[START OF Records to use]

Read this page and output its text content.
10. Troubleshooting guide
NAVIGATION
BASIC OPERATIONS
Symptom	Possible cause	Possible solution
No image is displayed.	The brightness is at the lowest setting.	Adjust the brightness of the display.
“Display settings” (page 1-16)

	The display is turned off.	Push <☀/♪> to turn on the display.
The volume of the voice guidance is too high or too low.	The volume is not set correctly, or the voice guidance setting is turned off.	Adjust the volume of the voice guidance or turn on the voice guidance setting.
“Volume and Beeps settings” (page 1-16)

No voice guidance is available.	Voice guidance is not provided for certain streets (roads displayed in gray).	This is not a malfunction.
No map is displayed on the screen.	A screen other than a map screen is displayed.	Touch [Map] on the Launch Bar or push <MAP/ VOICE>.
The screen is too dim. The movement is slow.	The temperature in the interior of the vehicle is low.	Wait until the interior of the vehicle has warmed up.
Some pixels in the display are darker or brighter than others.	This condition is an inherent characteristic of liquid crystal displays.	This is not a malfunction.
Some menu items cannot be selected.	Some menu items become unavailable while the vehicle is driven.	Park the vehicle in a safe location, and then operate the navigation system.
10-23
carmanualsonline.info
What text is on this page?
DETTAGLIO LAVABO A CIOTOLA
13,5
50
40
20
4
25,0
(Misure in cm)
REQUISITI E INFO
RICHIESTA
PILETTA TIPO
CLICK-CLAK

[END OF Records to use]

[Goal]:
In the entries above, find lines with "turned" and copy each.

[Output for this task]:
	The display is turned off.	Push <☀/♪> to turn on the display.
The volume of the voice guidance is too high or too low.	The volume is not set correctly, or the voice guidance setting is turned off.	Adjust the volume of the voice guidance or turn on the voice guidance setting.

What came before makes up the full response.